■ Aim of the task ■
Provide only the number of lines in the listing that contain the string "color".

** START OF Data excerpts **

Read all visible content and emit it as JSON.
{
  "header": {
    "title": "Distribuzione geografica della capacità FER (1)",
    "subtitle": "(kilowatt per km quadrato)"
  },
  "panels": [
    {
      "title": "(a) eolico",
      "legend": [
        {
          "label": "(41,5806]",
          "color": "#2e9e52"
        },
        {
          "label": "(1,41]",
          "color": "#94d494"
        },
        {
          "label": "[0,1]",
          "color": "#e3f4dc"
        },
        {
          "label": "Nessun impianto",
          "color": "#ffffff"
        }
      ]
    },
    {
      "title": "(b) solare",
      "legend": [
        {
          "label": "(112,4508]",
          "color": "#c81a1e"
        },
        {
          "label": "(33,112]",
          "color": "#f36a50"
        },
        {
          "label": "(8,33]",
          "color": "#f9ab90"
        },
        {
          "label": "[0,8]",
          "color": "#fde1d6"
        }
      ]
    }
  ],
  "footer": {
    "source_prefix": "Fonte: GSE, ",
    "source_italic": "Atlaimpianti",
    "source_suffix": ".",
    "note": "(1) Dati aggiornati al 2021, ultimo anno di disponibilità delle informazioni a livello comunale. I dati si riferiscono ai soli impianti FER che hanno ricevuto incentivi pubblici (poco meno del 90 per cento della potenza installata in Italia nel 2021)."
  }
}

** END OF Data excerpts **

■ Expected answer ■
8